**Written request**
Print the data that follows exactly.

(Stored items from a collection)
────────

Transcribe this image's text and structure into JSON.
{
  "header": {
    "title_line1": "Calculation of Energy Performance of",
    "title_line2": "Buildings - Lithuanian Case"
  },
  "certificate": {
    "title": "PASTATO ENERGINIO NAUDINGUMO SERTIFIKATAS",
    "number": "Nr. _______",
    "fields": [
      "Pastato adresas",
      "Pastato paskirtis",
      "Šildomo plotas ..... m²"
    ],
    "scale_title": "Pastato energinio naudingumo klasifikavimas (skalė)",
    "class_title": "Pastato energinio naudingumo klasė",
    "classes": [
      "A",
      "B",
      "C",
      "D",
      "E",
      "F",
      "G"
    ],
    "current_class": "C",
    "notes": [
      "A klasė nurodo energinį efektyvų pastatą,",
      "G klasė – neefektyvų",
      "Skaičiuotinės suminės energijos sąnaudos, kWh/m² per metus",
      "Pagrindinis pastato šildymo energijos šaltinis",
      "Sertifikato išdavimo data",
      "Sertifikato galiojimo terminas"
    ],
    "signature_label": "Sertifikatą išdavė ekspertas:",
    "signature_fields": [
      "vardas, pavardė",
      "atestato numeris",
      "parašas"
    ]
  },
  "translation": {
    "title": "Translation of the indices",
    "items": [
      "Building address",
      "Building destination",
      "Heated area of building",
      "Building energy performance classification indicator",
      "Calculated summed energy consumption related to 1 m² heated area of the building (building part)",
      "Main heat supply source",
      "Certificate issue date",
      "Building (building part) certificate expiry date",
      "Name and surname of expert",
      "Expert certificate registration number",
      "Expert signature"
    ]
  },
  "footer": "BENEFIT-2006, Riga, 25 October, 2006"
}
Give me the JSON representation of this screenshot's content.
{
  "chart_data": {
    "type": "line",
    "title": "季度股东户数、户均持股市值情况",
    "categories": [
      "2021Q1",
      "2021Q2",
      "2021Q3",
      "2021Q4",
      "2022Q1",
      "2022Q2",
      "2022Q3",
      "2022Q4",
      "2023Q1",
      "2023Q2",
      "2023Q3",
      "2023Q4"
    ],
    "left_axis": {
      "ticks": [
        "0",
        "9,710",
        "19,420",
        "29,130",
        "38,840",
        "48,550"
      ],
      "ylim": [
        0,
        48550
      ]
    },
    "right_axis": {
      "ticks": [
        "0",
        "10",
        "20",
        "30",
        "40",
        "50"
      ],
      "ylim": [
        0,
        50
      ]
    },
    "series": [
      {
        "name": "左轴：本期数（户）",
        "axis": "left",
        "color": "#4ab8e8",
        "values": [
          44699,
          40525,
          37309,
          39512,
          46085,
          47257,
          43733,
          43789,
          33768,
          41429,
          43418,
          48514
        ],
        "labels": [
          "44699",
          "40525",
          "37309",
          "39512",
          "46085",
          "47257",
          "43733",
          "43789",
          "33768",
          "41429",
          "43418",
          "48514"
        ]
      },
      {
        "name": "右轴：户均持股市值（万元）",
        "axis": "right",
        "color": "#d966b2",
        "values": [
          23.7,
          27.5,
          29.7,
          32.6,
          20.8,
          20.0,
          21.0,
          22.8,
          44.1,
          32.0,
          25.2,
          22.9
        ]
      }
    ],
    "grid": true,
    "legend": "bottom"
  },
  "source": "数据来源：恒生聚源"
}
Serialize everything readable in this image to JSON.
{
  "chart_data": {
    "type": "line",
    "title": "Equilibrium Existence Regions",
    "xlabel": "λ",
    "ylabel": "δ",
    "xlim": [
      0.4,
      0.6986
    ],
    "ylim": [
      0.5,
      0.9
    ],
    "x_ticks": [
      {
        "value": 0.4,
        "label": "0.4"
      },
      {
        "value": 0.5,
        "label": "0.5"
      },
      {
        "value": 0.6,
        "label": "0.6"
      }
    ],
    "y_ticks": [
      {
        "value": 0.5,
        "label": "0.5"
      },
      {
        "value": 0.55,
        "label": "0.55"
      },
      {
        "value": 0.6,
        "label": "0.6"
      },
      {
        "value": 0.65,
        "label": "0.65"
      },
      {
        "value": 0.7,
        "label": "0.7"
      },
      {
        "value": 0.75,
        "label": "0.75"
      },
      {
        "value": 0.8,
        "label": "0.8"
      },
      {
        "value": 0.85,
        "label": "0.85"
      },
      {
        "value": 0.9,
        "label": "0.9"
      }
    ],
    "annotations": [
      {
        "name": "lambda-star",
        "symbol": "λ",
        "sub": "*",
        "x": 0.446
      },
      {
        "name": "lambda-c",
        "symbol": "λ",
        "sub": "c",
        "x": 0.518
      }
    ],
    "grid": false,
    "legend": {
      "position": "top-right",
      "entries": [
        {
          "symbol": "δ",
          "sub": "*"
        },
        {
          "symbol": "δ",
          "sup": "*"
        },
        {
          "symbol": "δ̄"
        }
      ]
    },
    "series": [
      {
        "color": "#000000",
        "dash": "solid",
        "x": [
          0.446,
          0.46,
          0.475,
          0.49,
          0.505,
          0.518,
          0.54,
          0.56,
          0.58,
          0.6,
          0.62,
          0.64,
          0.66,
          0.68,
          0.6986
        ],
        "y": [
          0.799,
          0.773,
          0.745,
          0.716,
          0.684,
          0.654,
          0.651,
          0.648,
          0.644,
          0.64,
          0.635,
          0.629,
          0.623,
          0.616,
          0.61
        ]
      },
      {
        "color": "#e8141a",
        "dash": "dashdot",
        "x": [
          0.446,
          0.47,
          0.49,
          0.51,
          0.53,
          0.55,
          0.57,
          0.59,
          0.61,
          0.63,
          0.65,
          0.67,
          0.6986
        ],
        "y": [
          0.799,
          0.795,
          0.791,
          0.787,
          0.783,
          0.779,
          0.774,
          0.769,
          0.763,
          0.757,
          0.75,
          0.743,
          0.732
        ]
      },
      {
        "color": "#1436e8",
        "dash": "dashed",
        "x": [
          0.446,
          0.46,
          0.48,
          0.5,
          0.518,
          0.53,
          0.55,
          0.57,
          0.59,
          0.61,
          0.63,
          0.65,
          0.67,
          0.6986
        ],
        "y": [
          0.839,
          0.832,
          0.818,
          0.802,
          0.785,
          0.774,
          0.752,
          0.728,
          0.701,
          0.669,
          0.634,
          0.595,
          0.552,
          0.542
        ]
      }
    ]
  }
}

────────

**Result of this exercise**
Transcribe this image's text and structure into JSON.
{
  "header": {
    "title_line1": "Calculation of Energy Performance of",
    "title_line2": "Buildings - Lithuanian Case"
  },
  "certificate": {
    "title": "PASTATO ENERGINIO NAUDINGUMO SERTIFIKATAS",
    "number": "Nr. _______",
    "fields": [
      "Pastato adresas",
      "Pastato paskirtis",
      "Šildomo plotas ..... m²"
    ],
    "scale_title": "Pastato energinio naudingumo klasifikavimas (skalė)",
    "class_title": "Pastato energinio naudingumo klasė",
    "classes": [
      "A",
      "B",
      "C",
      "D",
      "E",
      "F",
      "G"
    ],
    "current_class": "C",
    "notes": [
      "A klasė nurodo energinį efektyvų pastatą,",
      "G klasė – neefektyvų",
      "Skaičiuotinės suminės energijos sąnaudos, kWh/m² per metus",
      "Pagrindinis pastato šildymo energijos šaltinis",
      "Sertifikato išdavimo data",
      "Sertifikato galiojimo terminas"
    ],
    "signature_label": "Sertifikatą išdavė ekspertas:",
    "signature_fields": [
      "vardas, pavardė",
      "atestato numeris",
      "parašas"
    ]
  },
  "translation": {
    "title": "Translation of the indices",
    "items": [
      "Building address",
      "Building destination",
      "Heated area of building",
      "Building energy performance classification indicator",
      "Calculated summed energy consumption related to 1 m² heated area of the building (building part)",
      "Main heat supply source",
      "Certificate issue date",
      "Building (building part) certificate expiry date",
      "Name and surname of expert",
      "Expert certificate registration number",
      "Expert signature"
    ]
  },
  "footer": "BENEFIT-2006, Riga, 25 October, 2006"
}
Give me the JSON representation of this screenshot's content.
{
  "chart_data": {
    "type": "line",
    "title": "季度股东户数、户均持股市值情况",
    "categories": [
      "2021Q1",
      "2021Q2",
      "2021Q3",
      "2021Q4",
      "2022Q1",
      "2022Q2",
      "2022Q3",
      "2022Q4",
      "2023Q1",
      "2023Q2",
      "2023Q3",
      "2023Q4"
    ],
    "left_axis": {
      "ticks": [
        "0",
        "9,710",
        "19,420",
        "29,130",
        "38,840",
        "48,550"
      ],
      "ylim": [
        0,
        48550
      ]
    },
    "right_axis": {
      "ticks": [
        "0",
        "10",
        "20",
        "30",
        "40",
        "50"
      ],
      "ylim": [
        0,
        50
      ]
    },
    "series": [
      {
        "name": "左轴：本期数（户）",
        "axis": "left",
        "color": "#4ab8e8",
        "values": [
          44699,
          40525,
          37309,
          39512,
          46085,
          47257,
          43733,
          43789,
          33768,
          41429,
          43418,
          48514
        ],
        "labels": [
          "44699",
          "40525",
          "37309",
          "39512",
          "46085",
          "47257",
          "43733",
          "43789",
          "33768",
          "41429",
          "43418",
          "48514"
        ]
      },
      {
        "name": "右轴：户均持股市值（万元）",
        "axis": "right",
        "color": "#d966b2",
        "values": [
          23.7,
          27.5,
          29.7,
          32.6,
          20.8,
          20.0,
          21.0,
          22.8,
          44.1,
          32.0,
          25.2,
          22.9
        ]
      }
    ],
    "grid": true,
    "legend": "bottom"
  },
  "source": "数据来源：恒生聚源"
}
Serialize everything readable in this image to JSON.
{
  "chart_data": {
    "type": "line",
    "title": "Equilibrium Existence Regions",
    "xlabel": "λ",
    "ylabel": "δ",
    "xlim": [
      0.4,
      0.6986
    ],
    "ylim": [
      0.5,
      0.9
    ],
    "x_ticks": [
      {
        "value": 0.4,
        "label": "0.4"
      },
      {
        "value": 0.5,
        "label": "0.5"
      },
      {
        "value": 0.6,
        "label": "0.6"
      }
    ],
    "y_ticks": [
      {
        "value": 0.5,
        "label": "0.5"
      },
      {
        "value": 0.55,
        "label": "0.55"
      },
      {
        "value": 0.6,
        "label": "0.6"
      },
      {
        "value": 0.65,
        "label": "0.65"
      },
      {
        "value": 0.7,
        "label": "0.7"
      },
      {
        "value": 0.75,
        "label": "0.75"
      },
      {
        "value": 0.8,
        "label": "0.8"
      },
      {
        "value": 0.85,
        "label": "0.85"
      },
      {
        "value": 0.9,
        "label": "0.9"
      }
    ],
    "annotations": [
      {
        "name": "lambda-star",
        "symbol": "λ",
        "sub": "*",
        "x": 0.446
      },
      {
        "name": "lambda-c",
        "symbol": "λ",
        "sub": "c",
        "x": 0.518
      }
    ],
    "grid": false,
    "legend": {
      "position": "top-right",
      "entries": [
        {
          "symbol": "δ",
          "sub": "*"
        },
        {
          "symbol": "δ",
          "sup": "*"
        },
        {
          "symbol": "δ̄"
        }
      ]
    },
    "series": [
      {
        "color": "#000000",
        "dash": "solid",
        "x": [
          0.446,
          0.46,
          0.475,
          0.49,
          0.505,
          0.518,
          0.54,
          0.56,
          0.58,
          0.6,
          0.62,
          0.64,
          0.66,
          0.68,
          0.6986
        ],
        "y": [
          0.799,
          0.773,
          0.745,
          0.716,
          0.684,
          0.654,
          0.651,
          0.648,
          0.644,
          0.64,
          0.635,
          0.629,
          0.623,
          0.616,
          0.61
        ]
      },
      {
        "color": "#e8141a",
        "dash": "dashdot",
        "x": [
          0.446,
          0.47,
          0.49,
          0.51,
          0.53,
          0.55,
          0.57,
          0.59,
          0.61,
          0.63,
          0.65,
          0.67,
          0.6986
        ],
        "y": [
          0.799,
          0.795,
          0.791,
          0.787,
          0.783,
          0.779,
          0.774,
          0.769,
          0.763,
          0.757,
          0.75,
          0.743,
          0.732
        ]
      },
      {
        "color": "#1436e8",
        "dash": "dashed",
        "x": [
          0.446,
          0.46,
          0.48,
          0.5,
          0.518,
          0.53,
          0.55,
          0.57,
          0.59,
          0.61,
          0.63,
          0.65,
          0.67,
          0.6986
        ],
        "y": [
          0.839,
          0.832,
          0.818,
          0.802,
          0.785,
          0.774,
          0.752,
          0.728,
          0.701,
          0.669,
          0.634,
          0.595,
          0.552,
          0.542
        ]
      }
    ]
  }
}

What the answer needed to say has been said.